> [Exercise prompt]: Where a line of the material contains the string "Category", copy that line.

--- Data for processing ---

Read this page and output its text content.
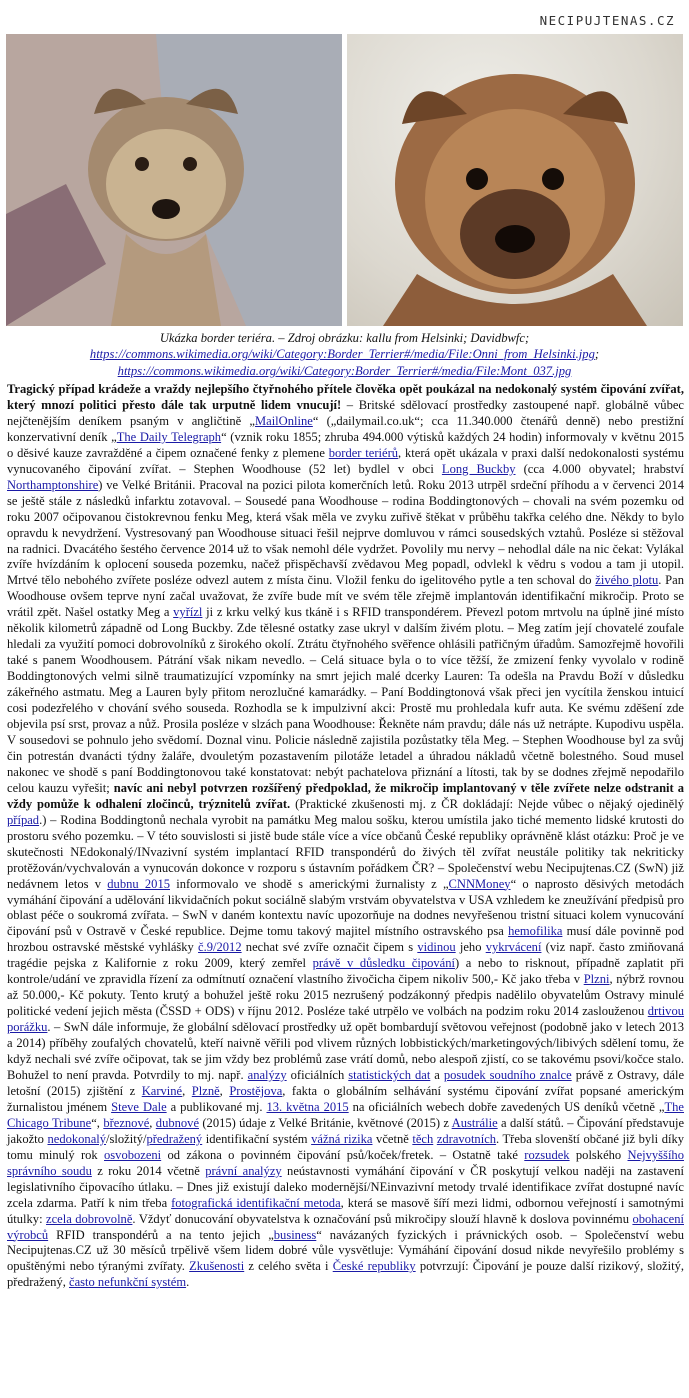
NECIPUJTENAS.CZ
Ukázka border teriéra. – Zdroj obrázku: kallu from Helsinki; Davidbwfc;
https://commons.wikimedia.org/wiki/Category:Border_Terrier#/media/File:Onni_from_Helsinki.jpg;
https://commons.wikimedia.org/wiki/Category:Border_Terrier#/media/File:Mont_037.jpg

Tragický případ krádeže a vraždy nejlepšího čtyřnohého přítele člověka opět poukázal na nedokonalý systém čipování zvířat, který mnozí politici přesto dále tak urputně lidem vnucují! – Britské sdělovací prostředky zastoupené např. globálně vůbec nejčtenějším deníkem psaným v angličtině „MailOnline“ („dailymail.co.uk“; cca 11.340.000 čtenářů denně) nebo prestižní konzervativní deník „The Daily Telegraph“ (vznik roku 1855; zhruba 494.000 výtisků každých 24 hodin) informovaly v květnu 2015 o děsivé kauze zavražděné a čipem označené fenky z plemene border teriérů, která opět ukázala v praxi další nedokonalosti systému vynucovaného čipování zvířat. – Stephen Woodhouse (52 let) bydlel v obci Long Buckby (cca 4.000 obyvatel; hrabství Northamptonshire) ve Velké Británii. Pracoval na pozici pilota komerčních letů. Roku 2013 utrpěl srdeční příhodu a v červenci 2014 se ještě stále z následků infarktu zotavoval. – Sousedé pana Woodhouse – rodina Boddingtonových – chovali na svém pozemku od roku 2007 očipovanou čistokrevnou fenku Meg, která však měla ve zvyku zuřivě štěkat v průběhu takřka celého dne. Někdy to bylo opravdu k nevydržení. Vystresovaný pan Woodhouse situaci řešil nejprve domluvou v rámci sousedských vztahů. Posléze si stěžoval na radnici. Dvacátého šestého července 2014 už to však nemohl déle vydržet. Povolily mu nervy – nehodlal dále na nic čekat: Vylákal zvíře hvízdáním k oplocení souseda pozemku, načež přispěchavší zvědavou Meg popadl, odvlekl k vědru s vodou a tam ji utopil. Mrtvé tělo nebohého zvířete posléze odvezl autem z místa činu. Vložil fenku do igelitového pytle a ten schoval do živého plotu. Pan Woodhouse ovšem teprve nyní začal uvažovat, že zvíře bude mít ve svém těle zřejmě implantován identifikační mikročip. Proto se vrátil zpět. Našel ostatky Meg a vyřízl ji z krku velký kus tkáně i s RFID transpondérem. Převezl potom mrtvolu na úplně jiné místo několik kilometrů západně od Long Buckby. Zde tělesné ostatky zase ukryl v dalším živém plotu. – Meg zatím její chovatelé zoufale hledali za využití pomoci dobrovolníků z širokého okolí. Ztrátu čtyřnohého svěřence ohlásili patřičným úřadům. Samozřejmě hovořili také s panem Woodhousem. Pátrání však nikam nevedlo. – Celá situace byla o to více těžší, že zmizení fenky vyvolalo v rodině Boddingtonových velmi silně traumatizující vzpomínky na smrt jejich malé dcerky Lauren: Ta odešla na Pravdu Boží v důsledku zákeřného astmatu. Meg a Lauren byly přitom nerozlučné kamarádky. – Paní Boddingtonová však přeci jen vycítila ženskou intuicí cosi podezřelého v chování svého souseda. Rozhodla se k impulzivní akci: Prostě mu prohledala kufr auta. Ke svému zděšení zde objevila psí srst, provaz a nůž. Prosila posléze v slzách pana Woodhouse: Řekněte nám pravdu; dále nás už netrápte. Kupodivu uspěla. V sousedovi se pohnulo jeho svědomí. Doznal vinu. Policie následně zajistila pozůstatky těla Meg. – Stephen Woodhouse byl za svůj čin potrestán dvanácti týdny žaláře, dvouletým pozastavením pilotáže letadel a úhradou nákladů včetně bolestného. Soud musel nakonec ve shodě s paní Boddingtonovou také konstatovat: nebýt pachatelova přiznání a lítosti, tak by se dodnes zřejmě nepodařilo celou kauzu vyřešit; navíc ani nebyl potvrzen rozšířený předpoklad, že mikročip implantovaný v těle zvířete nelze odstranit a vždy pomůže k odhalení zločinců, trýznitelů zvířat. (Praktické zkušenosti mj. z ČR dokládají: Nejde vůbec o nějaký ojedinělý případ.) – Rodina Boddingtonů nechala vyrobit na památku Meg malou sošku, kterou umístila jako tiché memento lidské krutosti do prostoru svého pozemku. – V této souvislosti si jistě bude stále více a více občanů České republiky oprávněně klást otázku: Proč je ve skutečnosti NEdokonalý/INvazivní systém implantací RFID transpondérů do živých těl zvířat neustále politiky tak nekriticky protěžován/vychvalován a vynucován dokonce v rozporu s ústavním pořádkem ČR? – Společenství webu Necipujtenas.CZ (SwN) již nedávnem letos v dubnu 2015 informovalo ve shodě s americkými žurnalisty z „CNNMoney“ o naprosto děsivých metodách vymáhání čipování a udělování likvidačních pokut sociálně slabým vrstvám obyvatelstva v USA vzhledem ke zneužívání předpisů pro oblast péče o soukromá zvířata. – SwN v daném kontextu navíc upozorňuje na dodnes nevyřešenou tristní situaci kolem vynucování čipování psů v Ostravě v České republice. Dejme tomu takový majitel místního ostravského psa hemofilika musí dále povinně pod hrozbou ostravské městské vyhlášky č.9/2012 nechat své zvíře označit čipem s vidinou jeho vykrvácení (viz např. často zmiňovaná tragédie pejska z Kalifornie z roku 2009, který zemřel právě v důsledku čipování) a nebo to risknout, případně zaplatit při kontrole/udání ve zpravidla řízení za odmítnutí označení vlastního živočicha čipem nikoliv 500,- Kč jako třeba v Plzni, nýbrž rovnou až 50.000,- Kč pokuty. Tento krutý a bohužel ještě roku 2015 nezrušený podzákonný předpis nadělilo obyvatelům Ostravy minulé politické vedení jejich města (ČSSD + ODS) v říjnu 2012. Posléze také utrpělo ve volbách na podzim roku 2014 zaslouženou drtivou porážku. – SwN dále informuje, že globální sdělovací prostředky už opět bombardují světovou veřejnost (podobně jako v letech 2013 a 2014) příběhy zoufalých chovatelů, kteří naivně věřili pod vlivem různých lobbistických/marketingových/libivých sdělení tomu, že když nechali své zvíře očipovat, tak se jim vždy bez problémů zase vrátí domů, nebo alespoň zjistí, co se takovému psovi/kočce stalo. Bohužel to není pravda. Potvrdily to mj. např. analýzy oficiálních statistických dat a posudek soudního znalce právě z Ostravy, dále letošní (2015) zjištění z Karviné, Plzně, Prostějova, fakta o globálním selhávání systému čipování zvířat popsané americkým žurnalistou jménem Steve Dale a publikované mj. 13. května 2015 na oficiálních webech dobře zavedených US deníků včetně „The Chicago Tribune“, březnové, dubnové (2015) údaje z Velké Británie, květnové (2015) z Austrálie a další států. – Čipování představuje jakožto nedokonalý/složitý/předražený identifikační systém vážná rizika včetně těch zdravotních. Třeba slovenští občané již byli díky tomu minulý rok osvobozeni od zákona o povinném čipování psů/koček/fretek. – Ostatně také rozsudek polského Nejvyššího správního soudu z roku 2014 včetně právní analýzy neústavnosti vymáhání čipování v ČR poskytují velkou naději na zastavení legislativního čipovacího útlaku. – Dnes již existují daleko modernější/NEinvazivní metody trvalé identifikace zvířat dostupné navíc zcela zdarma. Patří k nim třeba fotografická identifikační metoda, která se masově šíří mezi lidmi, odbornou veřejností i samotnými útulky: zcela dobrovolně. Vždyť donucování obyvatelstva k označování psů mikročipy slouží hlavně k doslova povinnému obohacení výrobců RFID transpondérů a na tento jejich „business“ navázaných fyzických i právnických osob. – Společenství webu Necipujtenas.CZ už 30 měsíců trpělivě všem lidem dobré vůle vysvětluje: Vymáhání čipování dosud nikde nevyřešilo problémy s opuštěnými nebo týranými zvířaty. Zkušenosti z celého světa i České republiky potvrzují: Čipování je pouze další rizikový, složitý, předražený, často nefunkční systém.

---
--- Data for processing ---

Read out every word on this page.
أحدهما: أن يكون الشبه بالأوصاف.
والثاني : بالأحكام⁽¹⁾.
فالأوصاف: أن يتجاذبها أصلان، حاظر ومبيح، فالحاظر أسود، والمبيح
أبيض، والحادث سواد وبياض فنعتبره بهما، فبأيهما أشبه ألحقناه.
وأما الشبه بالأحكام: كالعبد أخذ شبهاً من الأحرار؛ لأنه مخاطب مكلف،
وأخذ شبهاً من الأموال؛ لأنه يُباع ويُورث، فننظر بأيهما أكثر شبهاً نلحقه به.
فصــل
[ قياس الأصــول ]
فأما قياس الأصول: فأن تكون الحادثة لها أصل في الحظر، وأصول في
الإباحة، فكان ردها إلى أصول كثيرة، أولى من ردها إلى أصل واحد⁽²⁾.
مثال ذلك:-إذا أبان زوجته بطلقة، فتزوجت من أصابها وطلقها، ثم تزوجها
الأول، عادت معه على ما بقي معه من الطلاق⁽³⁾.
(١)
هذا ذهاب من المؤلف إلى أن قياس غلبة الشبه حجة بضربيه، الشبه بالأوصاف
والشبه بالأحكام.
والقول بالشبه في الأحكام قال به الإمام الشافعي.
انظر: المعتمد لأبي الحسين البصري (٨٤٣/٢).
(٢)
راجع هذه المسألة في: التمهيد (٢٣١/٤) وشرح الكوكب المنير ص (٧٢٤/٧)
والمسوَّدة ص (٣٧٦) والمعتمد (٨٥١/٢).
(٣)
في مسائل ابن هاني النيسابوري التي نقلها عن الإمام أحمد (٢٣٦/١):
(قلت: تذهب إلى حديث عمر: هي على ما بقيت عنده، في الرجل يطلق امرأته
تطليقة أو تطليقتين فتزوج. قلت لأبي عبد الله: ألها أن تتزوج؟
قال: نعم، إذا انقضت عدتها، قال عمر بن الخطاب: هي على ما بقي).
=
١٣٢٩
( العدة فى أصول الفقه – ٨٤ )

---

> [Solution for this problem]:
https://commons.wikimedia.org/wiki/Category:Border_Terrier#/media/File:Onni_from_Helsinki.jpg;
https://commons.wikimedia.org/wiki/Category:Border_Terrier#/media/File:Mont_037.jpg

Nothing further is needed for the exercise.